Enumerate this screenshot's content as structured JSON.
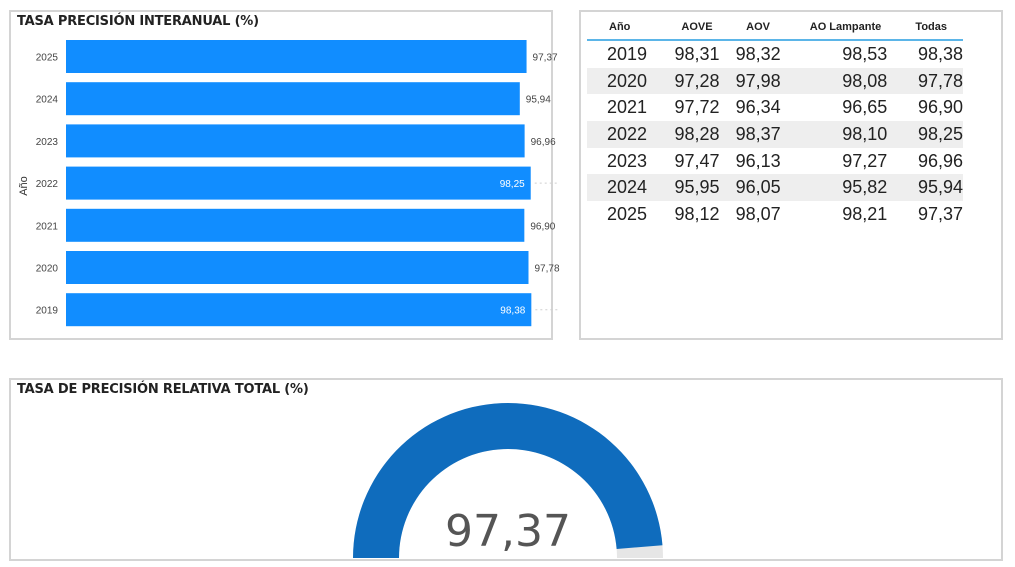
{
  "bar_panel": {
    "title": "TASA PRECISIÓN INTERANUAL (%)"
  },
  "table_panel": {
    "headers": [
      "Año",
      "AOVE",
      "AOV",
      "AO Lampante",
      "Todas"
    ],
    "rows": [
      [
        "2019",
        "98,31",
        "98,32",
        "98,53",
        "98,38"
      ],
      [
        "2020",
        "97,28",
        "97,98",
        "98,08",
        "97,78"
      ],
      [
        "2021",
        "97,72",
        "96,34",
        "96,65",
        "96,90"
      ],
      [
        "2022",
        "98,28",
        "98,37",
        "98,10",
        "98,25"
      ],
      [
        "2023",
        "97,47",
        "96,13",
        "97,27",
        "96,96"
      ],
      [
        "2024",
        "95,95",
        "96,05",
        "95,82",
        "95,94"
      ],
      [
        "2025",
        "98,12",
        "98,07",
        "98,21",
        "97,37"
      ]
    ]
  },
  "gauge_panel": {
    "title": "TASA DE PRECISIÓN RELATIVA TOTAL (%)",
    "value_label": "97,37"
  },
  "colors": {
    "bar": "#118dff",
    "gauge": "#0f6cbd",
    "table_rule": "#5bb5e8"
  },
  "chart_data": [
    {
      "type": "bar",
      "orientation": "horizontal",
      "title": "TASA PRECISIÓN INTERANUAL (%)",
      "ylabel": "Año",
      "categories": [
        "2025",
        "2024",
        "2023",
        "2022",
        "2021",
        "2020",
        "2019"
      ],
      "values": [
        97.37,
        95.94,
        96.96,
        98.25,
        96.9,
        97.78,
        98.38
      ],
      "value_labels": [
        "97,37",
        "95,94",
        "96,96",
        "98,25",
        "96,90",
        "97,78",
        "98,38"
      ],
      "inside_label": [
        false,
        false,
        false,
        true,
        false,
        false,
        true
      ],
      "xlim": [
        0,
        100
      ],
      "grid": false
    },
    {
      "type": "gauge",
      "title": "TASA DE PRECISIÓN RELATIVA TOTAL (%)",
      "value": 97.37,
      "value_label": "97,37",
      "range": [
        0,
        100
      ]
    }
  ]
}
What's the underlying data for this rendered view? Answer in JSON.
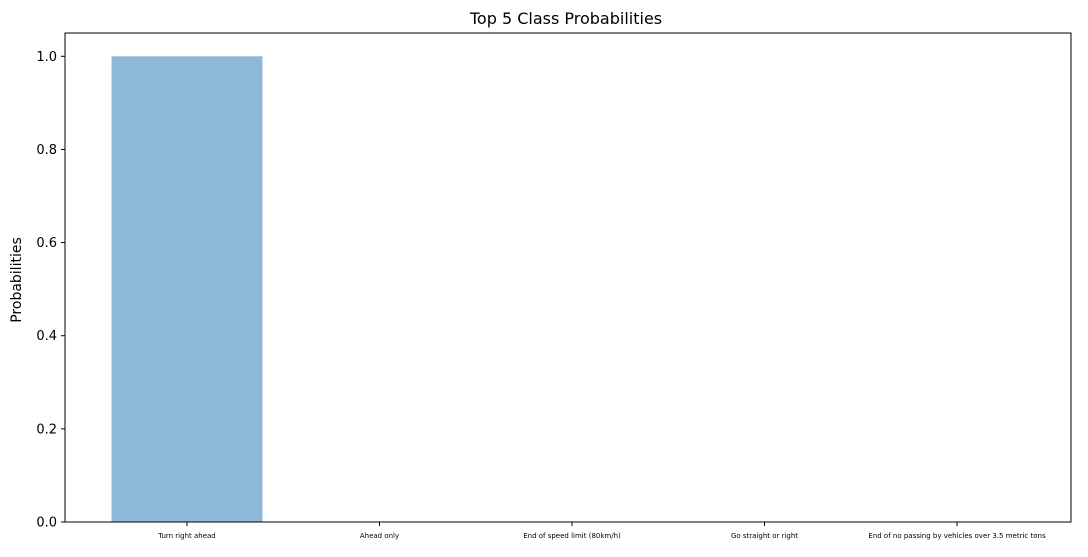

_STATED EXERCISE_
Reproduce every entry word for word, but omit the pictures.

_EXERCISE ANSWER_
Enumerate this screenshot's content as structured JSON.
{
  "bar_panel": {
    "title": "TASA PRECISIÓN INTERANUAL (%)"
  },
  "table_panel": {
    "headers": [
      "Año",
      "AOVE",
      "AOV",
      "AO Lampante",
      "Todas"
    ],
    "rows": [
      [
        "2019",
        "98,31",
        "98,32",
        "98,53",
        "98,38"
      ],
      [
        "2020",
        "97,28",
        "97,98",
        "98,08",
        "97,78"
      ],
      [
        "2021",
        "97,72",
        "96,34",
        "96,65",
        "96,90"
      ],
      [
        "2022",
        "98,28",
        "98,37",
        "98,10",
        "98,25"
      ],
      [
        "2023",
        "97,47",
        "96,13",
        "97,27",
        "96,96"
      ],
      [
        "2024",
        "95,95",
        "96,05",
        "95,82",
        "95,94"
      ],
      [
        "2025",
        "98,12",
        "98,07",
        "98,21",
        "97,37"
      ]
    ]
  },
  "gauge_panel": {
    "title": "TASA DE PRECISIÓN RELATIVA TOTAL (%)",
    "value_label": "97,37"
  },
  "colors": {
    "bar": "#118dff",
    "gauge": "#0f6cbd",
    "table_rule": "#5bb5e8"
  },
  "chart_data": [
    {
      "type": "bar",
      "orientation": "horizontal",
      "title": "TASA PRECISIÓN INTERANUAL (%)",
      "ylabel": "Año",
      "categories": [
        "2025",
        "2024",
        "2023",
        "2022",
        "2021",
        "2020",
        "2019"
      ],
      "values": [
        97.37,
        95.94,
        96.96,
        98.25,
        96.9,
        97.78,
        98.38
      ],
      "value_labels": [
        "97,37",
        "95,94",
        "96,96",
        "98,25",
        "96,90",
        "97,78",
        "98,38"
      ],
      "inside_label": [
        false,
        false,
        false,
        true,
        false,
        false,
        true
      ],
      "xlim": [
        0,
        100
      ],
      "grid": false
    },
    {
      "type": "gauge",
      "title": "TASA DE PRECISIÓN RELATIVA TOTAL (%)",
      "value": 97.37,
      "value_label": "97,37",
      "range": [
        0,
        100
      ]
    }
  ]
}
What's the underlying data for this rendered view? Answer in JSON.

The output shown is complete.